— start Task data —

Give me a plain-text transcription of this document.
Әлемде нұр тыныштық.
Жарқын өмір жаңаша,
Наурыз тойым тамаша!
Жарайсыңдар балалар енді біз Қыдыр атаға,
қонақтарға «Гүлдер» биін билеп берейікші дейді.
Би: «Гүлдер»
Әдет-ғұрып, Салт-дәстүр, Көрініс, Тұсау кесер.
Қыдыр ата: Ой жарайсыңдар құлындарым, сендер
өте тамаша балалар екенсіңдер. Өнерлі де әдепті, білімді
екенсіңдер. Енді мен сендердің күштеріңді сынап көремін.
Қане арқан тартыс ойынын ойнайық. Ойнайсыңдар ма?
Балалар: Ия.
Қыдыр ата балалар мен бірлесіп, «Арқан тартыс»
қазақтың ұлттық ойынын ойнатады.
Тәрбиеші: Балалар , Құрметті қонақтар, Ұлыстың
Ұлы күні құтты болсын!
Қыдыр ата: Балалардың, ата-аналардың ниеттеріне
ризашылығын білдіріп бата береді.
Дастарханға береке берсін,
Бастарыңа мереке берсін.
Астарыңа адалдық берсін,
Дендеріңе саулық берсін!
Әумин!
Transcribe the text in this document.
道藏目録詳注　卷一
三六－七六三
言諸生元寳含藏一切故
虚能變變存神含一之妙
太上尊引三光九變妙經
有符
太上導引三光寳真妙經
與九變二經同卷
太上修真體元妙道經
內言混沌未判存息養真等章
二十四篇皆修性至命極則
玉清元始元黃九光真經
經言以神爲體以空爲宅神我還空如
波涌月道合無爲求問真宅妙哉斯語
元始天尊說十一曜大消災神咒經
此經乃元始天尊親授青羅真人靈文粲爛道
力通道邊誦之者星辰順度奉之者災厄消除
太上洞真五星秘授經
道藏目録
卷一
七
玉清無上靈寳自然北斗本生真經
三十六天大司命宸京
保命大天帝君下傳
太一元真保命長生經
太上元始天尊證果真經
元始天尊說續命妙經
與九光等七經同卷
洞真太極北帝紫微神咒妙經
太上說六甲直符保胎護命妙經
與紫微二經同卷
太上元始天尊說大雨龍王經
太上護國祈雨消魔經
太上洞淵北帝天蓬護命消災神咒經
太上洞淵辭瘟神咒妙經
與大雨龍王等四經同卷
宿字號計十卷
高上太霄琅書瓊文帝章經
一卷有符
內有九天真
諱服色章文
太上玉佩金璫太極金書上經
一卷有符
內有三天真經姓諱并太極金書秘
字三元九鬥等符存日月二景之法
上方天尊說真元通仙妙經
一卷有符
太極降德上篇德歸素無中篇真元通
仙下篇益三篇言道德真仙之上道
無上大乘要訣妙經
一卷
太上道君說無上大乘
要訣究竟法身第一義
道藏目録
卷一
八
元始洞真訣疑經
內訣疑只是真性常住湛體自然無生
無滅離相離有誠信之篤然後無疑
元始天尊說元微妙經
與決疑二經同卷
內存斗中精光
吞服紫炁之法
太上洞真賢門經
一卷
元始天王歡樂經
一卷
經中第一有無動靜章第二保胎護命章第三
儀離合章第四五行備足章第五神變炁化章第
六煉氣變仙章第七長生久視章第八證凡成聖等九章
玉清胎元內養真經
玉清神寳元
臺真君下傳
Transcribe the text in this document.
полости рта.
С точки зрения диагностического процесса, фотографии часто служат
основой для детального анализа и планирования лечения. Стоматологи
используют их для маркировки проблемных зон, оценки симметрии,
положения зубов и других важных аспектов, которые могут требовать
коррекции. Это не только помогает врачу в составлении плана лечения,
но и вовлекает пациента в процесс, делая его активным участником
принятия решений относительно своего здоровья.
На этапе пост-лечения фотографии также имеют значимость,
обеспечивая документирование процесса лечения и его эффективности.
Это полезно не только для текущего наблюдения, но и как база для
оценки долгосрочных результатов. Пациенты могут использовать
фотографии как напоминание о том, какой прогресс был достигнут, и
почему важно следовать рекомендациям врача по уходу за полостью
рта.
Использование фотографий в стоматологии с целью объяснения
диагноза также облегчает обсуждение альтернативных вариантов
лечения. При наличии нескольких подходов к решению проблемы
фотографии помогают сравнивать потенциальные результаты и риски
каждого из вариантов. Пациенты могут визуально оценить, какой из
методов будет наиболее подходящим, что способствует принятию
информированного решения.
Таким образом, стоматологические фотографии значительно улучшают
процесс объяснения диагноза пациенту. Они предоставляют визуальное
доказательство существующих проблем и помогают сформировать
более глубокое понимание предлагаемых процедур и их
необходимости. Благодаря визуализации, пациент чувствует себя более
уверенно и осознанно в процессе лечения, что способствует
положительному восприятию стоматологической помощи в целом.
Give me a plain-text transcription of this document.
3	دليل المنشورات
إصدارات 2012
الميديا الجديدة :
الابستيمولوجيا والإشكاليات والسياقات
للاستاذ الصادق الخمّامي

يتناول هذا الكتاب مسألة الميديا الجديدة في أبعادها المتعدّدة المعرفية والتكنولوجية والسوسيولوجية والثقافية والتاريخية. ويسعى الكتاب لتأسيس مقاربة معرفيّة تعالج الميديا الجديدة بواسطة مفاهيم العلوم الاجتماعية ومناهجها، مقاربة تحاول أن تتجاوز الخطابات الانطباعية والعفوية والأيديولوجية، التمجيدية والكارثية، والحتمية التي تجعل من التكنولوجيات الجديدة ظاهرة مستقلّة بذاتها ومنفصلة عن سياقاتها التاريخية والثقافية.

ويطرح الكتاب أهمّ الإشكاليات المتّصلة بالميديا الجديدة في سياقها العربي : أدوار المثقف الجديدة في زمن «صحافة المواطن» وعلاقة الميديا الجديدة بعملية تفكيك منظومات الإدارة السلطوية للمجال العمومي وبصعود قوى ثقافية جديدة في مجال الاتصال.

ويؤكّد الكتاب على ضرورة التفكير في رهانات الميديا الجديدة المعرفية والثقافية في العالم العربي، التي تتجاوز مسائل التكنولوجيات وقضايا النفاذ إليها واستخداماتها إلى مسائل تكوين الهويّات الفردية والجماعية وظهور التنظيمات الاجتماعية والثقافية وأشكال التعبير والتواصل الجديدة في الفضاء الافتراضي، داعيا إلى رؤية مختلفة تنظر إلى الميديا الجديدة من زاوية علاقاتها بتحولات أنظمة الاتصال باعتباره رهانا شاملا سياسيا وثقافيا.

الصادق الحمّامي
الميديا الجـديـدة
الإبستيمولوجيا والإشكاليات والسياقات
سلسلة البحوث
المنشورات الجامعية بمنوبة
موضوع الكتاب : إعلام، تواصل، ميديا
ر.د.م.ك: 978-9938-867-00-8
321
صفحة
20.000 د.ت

— end Task data —

# Exercise directions:
Please set down the whole listing above without altering a single line.

# Finished answer:
Give me a plain-text transcription of this document.
Әлемде нұр тыныштық.
Жарқын өмір жаңаша,
Наурыз тойым тамаша!
Жарайсыңдар балалар енді біз Қыдыр атаға,
қонақтарға «Гүлдер» биін билеп берейікші дейді.
Би: «Гүлдер»
Әдет-ғұрып, Салт-дәстүр, Көрініс, Тұсау кесер.
Қыдыр ата: Ой жарайсыңдар құлындарым, сендер
өте тамаша балалар екенсіңдер. Өнерлі де әдепті, білімді
екенсіңдер. Енді мен сендердің күштеріңді сынап көремін.
Қане арқан тартыс ойынын ойнайық. Ойнайсыңдар ма?
Балалар: Ия.
Қыдыр ата балалар мен бірлесіп, «Арқан тартыс»
қазақтың ұлттық ойынын ойнатады.
Тәрбиеші: Балалар , Құрметті қонақтар, Ұлыстың
Ұлы күні құтты болсын!
Қыдыр ата: Балалардың, ата-аналардың ниеттеріне
ризашылығын білдіріп бата береді.
Дастарханға береке берсін,
Бастарыңа мереке берсін.
Астарыңа адалдық берсін,
Дендеріңе саулық берсін!
Әумин!
Transcribe the text in this document.
道藏目録詳注　卷一
三六－七六三
言諸生元寳含藏一切故
虚能變變存神含一之妙
太上尊引三光九變妙經
有符
太上導引三光寳真妙經
與九變二經同卷
太上修真體元妙道經
內言混沌未判存息養真等章
二十四篇皆修性至命極則
玉清元始元黃九光真經
經言以神爲體以空爲宅神我還空如
波涌月道合無爲求問真宅妙哉斯語
元始天尊說十一曜大消災神咒經
此經乃元始天尊親授青羅真人靈文粲爛道
力通道邊誦之者星辰順度奉之者災厄消除
太上洞真五星秘授經
道藏目録
卷一
七
玉清無上靈寳自然北斗本生真經
三十六天大司命宸京
保命大天帝君下傳
太一元真保命長生經
太上元始天尊證果真經
元始天尊說續命妙經
與九光等七經同卷
洞真太極北帝紫微神咒妙經
太上說六甲直符保胎護命妙經
與紫微二經同卷
太上元始天尊說大雨龍王經
太上護國祈雨消魔經
太上洞淵北帝天蓬護命消災神咒經
太上洞淵辭瘟神咒妙經
與大雨龍王等四經同卷
宿字號計十卷
高上太霄琅書瓊文帝章經
一卷有符
內有九天真
諱服色章文
太上玉佩金璫太極金書上經
一卷有符
內有三天真經姓諱并太極金書秘
字三元九鬥等符存日月二景之法
上方天尊說真元通仙妙經
一卷有符
太極降德上篇德歸素無中篇真元通
仙下篇益三篇言道德真仙之上道
無上大乘要訣妙經
一卷
太上道君說無上大乘
要訣究竟法身第一義
道藏目録
卷一
八
元始洞真訣疑經
內訣疑只是真性常住湛體自然無生
無滅離相離有誠信之篤然後無疑
元始天尊說元微妙經
與決疑二經同卷
內存斗中精光
吞服紫炁之法
太上洞真賢門經
一卷
元始天王歡樂經
一卷
經中第一有無動靜章第二保胎護命章第三
儀離合章第四五行備足章第五神變炁化章第
六煉氣變仙章第七長生久視章第八證凡成聖等九章
玉清胎元內養真經
玉清神寳元
臺真君下傳
Transcribe the text in this document.
полости рта.
С точки зрения диагностического процесса, фотографии часто служат
основой для детального анализа и планирования лечения. Стоматологи
используют их для маркировки проблемных зон, оценки симметрии,
положения зубов и других важных аспектов, которые могут требовать
коррекции. Это не только помогает врачу в составлении плана лечения,
но и вовлекает пациента в процесс, делая его активным участником
принятия решений относительно своего здоровья.
На этапе пост-лечения фотографии также имеют значимость,
обеспечивая документирование процесса лечения и его эффективности.
Это полезно не только для текущего наблюдения, но и как база для
оценки долгосрочных результатов. Пациенты могут использовать
фотографии как напоминание о том, какой прогресс был достигнут, и
почему важно следовать рекомендациям врача по уходу за полостью
рта.
Использование фотографий в стоматологии с целью объяснения
диагноза также облегчает обсуждение альтернативных вариантов
лечения. При наличии нескольких подходов к решению проблемы
фотографии помогают сравнивать потенциальные результаты и риски
каждого из вариантов. Пациенты могут визуально оценить, какой из
методов будет наиболее подходящим, что способствует принятию
информированного решения.
Таким образом, стоматологические фотографии значительно улучшают
процесс объяснения диагноза пациенту. Они предоставляют визуальное
доказательство существующих проблем и помогают сформировать
более глубокое понимание предлагаемых процедур и их
необходимости. Благодаря визуализации, пациент чувствует себя более
уверенно и осознанно в процессе лечения, что способствует
положительному восприятию стоматологической помощи в целом.
Give me a plain-text transcription of this document.
3	دليل المنشورات
إصدارات 2012
الميديا الجديدة :
الابستيمولوجيا والإشكاليات والسياقات
للاستاذ الصادق الخمّامي

يتناول هذا الكتاب مسألة الميديا الجديدة في أبعادها المتعدّدة المعرفية والتكنولوجية والسوسيولوجية والثقافية والتاريخية. ويسعى الكتاب لتأسيس مقاربة معرفيّة تعالج الميديا الجديدة بواسطة مفاهيم العلوم الاجتماعية ومناهجها، مقاربة تحاول أن تتجاوز الخطابات الانطباعية والعفوية والأيديولوجية، التمجيدية والكارثية، والحتمية التي تجعل من التكنولوجيات الجديدة ظاهرة مستقلّة بذاتها ومنفصلة عن سياقاتها التاريخية والثقافية.

ويطرح الكتاب أهمّ الإشكاليات المتّصلة بالميديا الجديدة في سياقها العربي : أدوار المثقف الجديدة في زمن «صحافة المواطن» وعلاقة الميديا الجديدة بعملية تفكيك منظومات الإدارة السلطوية للمجال العمومي وبصعود قوى ثقافية جديدة في مجال الاتصال.

ويؤكّد الكتاب على ضرورة التفكير في رهانات الميديا الجديدة المعرفية والثقافية في العالم العربي، التي تتجاوز مسائل التكنولوجيات وقضايا النفاذ إليها واستخداماتها إلى مسائل تكوين الهويّات الفردية والجماعية وظهور التنظيمات الاجتماعية والثقافية وأشكال التعبير والتواصل الجديدة في الفضاء الافتراضي، داعيا إلى رؤية مختلفة تنظر إلى الميديا الجديدة من زاوية علاقاتها بتحولات أنظمة الاتصال باعتباره رهانا شاملا سياسيا وثقافيا.

الصادق الحمّامي
الميديا الجـديـدة
الإبستيمولوجيا والإشكاليات والسياقات
سلسلة البحوث
المنشورات الجامعية بمنوبة
موضوع الكتاب : إعلام، تواصل، ميديا
ر.د.م.ك: 978-9938-867-00-8
321
صفحة
20.000 د.ت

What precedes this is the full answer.